» WHAT IS ASKED
Can you change "UI" to "interface" throughout the items below, leaving everything else unchanged and omitting the pictures?

» RECORDS FOR THIS TASK
====

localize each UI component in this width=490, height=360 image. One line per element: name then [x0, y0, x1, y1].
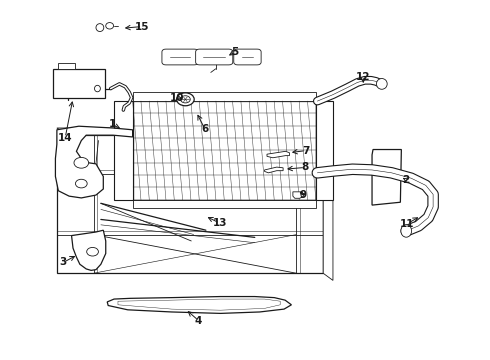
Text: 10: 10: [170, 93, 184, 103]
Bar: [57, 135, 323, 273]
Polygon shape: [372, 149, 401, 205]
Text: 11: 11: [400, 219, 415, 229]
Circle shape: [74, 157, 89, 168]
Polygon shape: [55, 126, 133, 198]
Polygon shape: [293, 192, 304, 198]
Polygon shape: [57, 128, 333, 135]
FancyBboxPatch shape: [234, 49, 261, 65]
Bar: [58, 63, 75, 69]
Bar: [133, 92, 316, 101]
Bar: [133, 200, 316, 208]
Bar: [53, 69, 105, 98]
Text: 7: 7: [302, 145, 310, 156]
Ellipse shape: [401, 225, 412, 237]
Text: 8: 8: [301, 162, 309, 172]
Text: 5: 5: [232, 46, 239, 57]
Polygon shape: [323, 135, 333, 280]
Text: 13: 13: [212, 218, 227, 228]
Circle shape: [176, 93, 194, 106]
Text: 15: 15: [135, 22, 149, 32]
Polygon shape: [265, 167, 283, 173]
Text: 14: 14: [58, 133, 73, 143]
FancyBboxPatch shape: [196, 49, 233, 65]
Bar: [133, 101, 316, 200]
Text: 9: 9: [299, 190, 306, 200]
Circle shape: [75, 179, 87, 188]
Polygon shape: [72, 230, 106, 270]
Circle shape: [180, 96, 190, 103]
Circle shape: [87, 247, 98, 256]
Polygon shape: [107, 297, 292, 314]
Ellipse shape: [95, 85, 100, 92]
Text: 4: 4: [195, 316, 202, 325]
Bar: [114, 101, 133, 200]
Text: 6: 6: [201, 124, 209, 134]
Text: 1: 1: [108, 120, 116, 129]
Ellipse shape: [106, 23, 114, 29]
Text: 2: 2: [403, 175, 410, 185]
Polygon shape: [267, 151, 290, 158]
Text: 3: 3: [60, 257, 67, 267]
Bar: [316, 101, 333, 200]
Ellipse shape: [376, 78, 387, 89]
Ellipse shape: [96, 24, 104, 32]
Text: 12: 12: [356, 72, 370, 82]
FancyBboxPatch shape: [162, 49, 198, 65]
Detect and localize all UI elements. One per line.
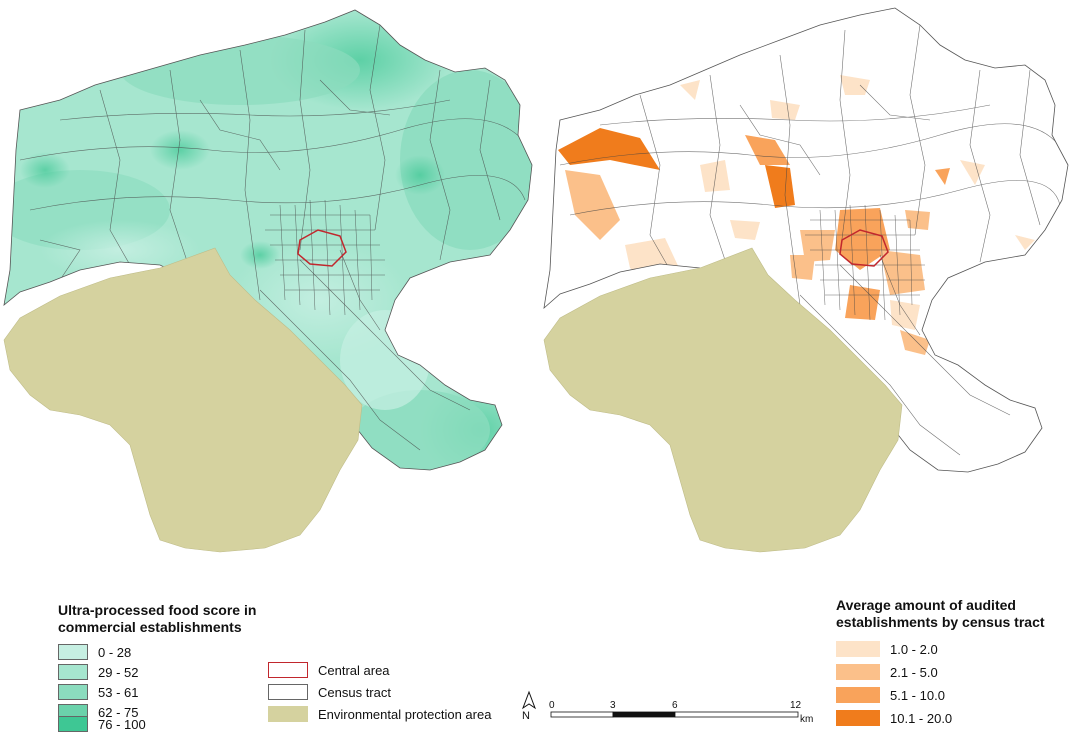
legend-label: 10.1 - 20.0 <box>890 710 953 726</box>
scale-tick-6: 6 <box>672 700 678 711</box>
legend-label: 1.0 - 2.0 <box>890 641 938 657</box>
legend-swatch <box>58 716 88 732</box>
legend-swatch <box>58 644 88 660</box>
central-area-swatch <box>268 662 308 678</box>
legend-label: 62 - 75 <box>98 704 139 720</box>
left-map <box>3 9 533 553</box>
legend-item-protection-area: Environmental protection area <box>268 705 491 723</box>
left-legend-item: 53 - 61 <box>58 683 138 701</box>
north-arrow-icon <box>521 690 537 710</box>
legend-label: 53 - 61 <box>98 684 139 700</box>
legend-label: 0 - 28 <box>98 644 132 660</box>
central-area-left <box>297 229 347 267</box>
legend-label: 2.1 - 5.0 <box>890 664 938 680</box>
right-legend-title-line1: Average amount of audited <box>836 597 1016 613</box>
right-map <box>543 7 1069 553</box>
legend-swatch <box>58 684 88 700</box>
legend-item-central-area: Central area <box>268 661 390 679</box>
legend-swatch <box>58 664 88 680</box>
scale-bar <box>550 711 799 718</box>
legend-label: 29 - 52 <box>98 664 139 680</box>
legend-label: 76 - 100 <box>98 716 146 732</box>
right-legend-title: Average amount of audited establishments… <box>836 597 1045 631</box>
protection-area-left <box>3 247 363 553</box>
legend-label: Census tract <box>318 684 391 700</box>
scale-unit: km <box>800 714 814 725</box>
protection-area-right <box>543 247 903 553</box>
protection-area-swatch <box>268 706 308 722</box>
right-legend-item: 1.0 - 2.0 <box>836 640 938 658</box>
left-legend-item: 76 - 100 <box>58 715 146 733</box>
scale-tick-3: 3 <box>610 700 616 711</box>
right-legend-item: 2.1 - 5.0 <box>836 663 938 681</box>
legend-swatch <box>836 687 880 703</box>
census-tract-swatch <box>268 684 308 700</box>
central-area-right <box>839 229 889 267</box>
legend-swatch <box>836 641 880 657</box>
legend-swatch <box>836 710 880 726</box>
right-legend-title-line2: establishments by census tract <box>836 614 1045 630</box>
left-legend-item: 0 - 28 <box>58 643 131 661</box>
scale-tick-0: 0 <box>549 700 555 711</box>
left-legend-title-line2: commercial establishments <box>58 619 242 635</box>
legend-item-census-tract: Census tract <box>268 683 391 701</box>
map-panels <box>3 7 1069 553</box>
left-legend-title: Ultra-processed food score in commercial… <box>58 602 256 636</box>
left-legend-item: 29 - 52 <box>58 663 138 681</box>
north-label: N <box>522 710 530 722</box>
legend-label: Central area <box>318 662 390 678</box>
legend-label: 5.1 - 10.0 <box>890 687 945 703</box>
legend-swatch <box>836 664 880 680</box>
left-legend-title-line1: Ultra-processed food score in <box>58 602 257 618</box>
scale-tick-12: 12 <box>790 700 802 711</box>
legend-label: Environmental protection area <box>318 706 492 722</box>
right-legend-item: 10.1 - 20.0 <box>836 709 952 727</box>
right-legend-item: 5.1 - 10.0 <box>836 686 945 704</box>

====

» RESPONSE
localize each interface component in this width=490, height=360 image. One line per element: name then [x0, y0, x1, y1].
Text: 10: 10: [170, 93, 184, 103]
Bar: [57, 135, 323, 273]
Polygon shape: [372, 149, 401, 205]
Text: 11: 11: [400, 219, 415, 229]
Circle shape: [74, 157, 89, 168]
Polygon shape: [55, 126, 133, 198]
Polygon shape: [293, 192, 304, 198]
Polygon shape: [57, 128, 333, 135]
FancyBboxPatch shape: [234, 49, 261, 65]
Bar: [58, 63, 75, 69]
Bar: [133, 92, 316, 101]
Bar: [133, 200, 316, 208]
Bar: [53, 69, 105, 98]
Text: 7: 7: [302, 145, 310, 156]
Ellipse shape: [401, 225, 412, 237]
Text: 8: 8: [301, 162, 309, 172]
Text: 5: 5: [232, 46, 239, 57]
Polygon shape: [323, 135, 333, 280]
Text: 13: 13: [212, 218, 227, 228]
Circle shape: [176, 93, 194, 106]
Text: 15: 15: [135, 22, 149, 32]
Polygon shape: [265, 167, 283, 173]
Text: 14: 14: [58, 133, 73, 143]
FancyBboxPatch shape: [196, 49, 233, 65]
Bar: [133, 101, 316, 200]
Text: 9: 9: [299, 190, 306, 200]
Circle shape: [75, 179, 87, 188]
Polygon shape: [72, 230, 106, 270]
Circle shape: [180, 96, 190, 103]
Circle shape: [87, 247, 98, 256]
Polygon shape: [107, 297, 292, 314]
Ellipse shape: [95, 85, 100, 92]
Text: 4: 4: [195, 316, 202, 325]
Bar: [114, 101, 133, 200]
Text: 6: 6: [201, 124, 209, 134]
Text: 1: 1: [108, 120, 116, 129]
Ellipse shape: [106, 23, 114, 29]
Text: 2: 2: [403, 175, 410, 185]
Polygon shape: [267, 151, 290, 158]
Text: 3: 3: [60, 257, 67, 267]
Bar: [316, 101, 333, 200]
Ellipse shape: [376, 78, 387, 89]
Ellipse shape: [96, 24, 104, 32]
Text: 12: 12: [356, 72, 370, 82]
FancyBboxPatch shape: [162, 49, 198, 65]
Detect and localize all interface elements. One per line.
legend-label: 10.1 - 20.0 <box>890 710 953 726</box>
scale-tick-6: 6 <box>672 700 678 711</box>
legend-label: 1.0 - 2.0 <box>890 641 938 657</box>
legend-swatch <box>58 716 88 732</box>
legend-swatch <box>58 644 88 660</box>
central-area-swatch <box>268 662 308 678</box>
legend-label: 62 - 75 <box>98 704 139 720</box>
left-map <box>3 9 533 553</box>
legend-item-protection-area: Environmental protection area <box>268 705 491 723</box>
left-legend-item: 53 - 61 <box>58 683 138 701</box>
north-arrow-icon <box>521 690 537 710</box>
legend-label: 53 - 61 <box>98 684 139 700</box>
legend-label: 0 - 28 <box>98 644 132 660</box>
central-area-left <box>297 229 347 267</box>
legend-label: 2.1 - 5.0 <box>890 664 938 680</box>
right-legend-title-line1: Average amount of audited <box>836 597 1016 613</box>
right-map <box>543 7 1069 553</box>
legend-swatch <box>58 684 88 700</box>
legend-item-central-area: Central area <box>268 661 390 679</box>
legend-swatch <box>58 664 88 680</box>
scale-bar <box>550 711 799 718</box>
legend-label: 29 - 52 <box>98 664 139 680</box>
legend-label: 76 - 100 <box>98 716 146 732</box>
right-legend-title: Average amount of audited establishments… <box>836 597 1045 631</box>
protection-area-left <box>3 247 363 553</box>
legend-label: Census tract <box>318 684 391 700</box>
scale-unit: km <box>800 714 814 725</box>
protection-area-right <box>543 247 903 553</box>
protection-area-swatch <box>268 706 308 722</box>
right-legend-item: 1.0 - 2.0 <box>836 640 938 658</box>
left-legend-item: 76 - 100 <box>58 715 146 733</box>
scale-tick-3: 3 <box>610 700 616 711</box>
right-legend-item: 2.1 - 5.0 <box>836 663 938 681</box>
legend-swatch <box>836 687 880 703</box>
census-tract-swatch <box>268 684 308 700</box>
central-area-right <box>839 229 889 267</box>
legend-swatch <box>836 641 880 657</box>
legend-swatch <box>836 710 880 726</box>
right-legend-title-line2: establishments by census tract <box>836 614 1045 630</box>
left-legend-item: 0 - 28 <box>58 643 131 661</box>
scale-tick-0: 0 <box>549 700 555 711</box>
left-legend-title-line2: commercial establishments <box>58 619 242 635</box>
legend-item-census-tract: Census tract <box>268 683 391 701</box>
map-panels <box>3 7 1069 553</box>
left-legend-title: Ultra-processed food score in commercial… <box>58 602 256 636</box>
left-legend-item: 29 - 52 <box>58 663 138 681</box>
north-label: N <box>522 710 530 722</box>
legend-label: Central area <box>318 662 390 678</box>
legend-label: 5.1 - 10.0 <box>890 687 945 703</box>
legend-swatch <box>836 664 880 680</box>
left-legend-title-line1: Ultra-processed food score in <box>58 602 257 618</box>
scale-tick-12: 12 <box>790 700 802 711</box>
legend-label: Environmental protection area <box>318 706 492 722</box>
right-legend-item: 10.1 - 20.0 <box>836 709 952 727</box>
right-legend-item: 5.1 - 10.0 <box>836 686 945 704</box>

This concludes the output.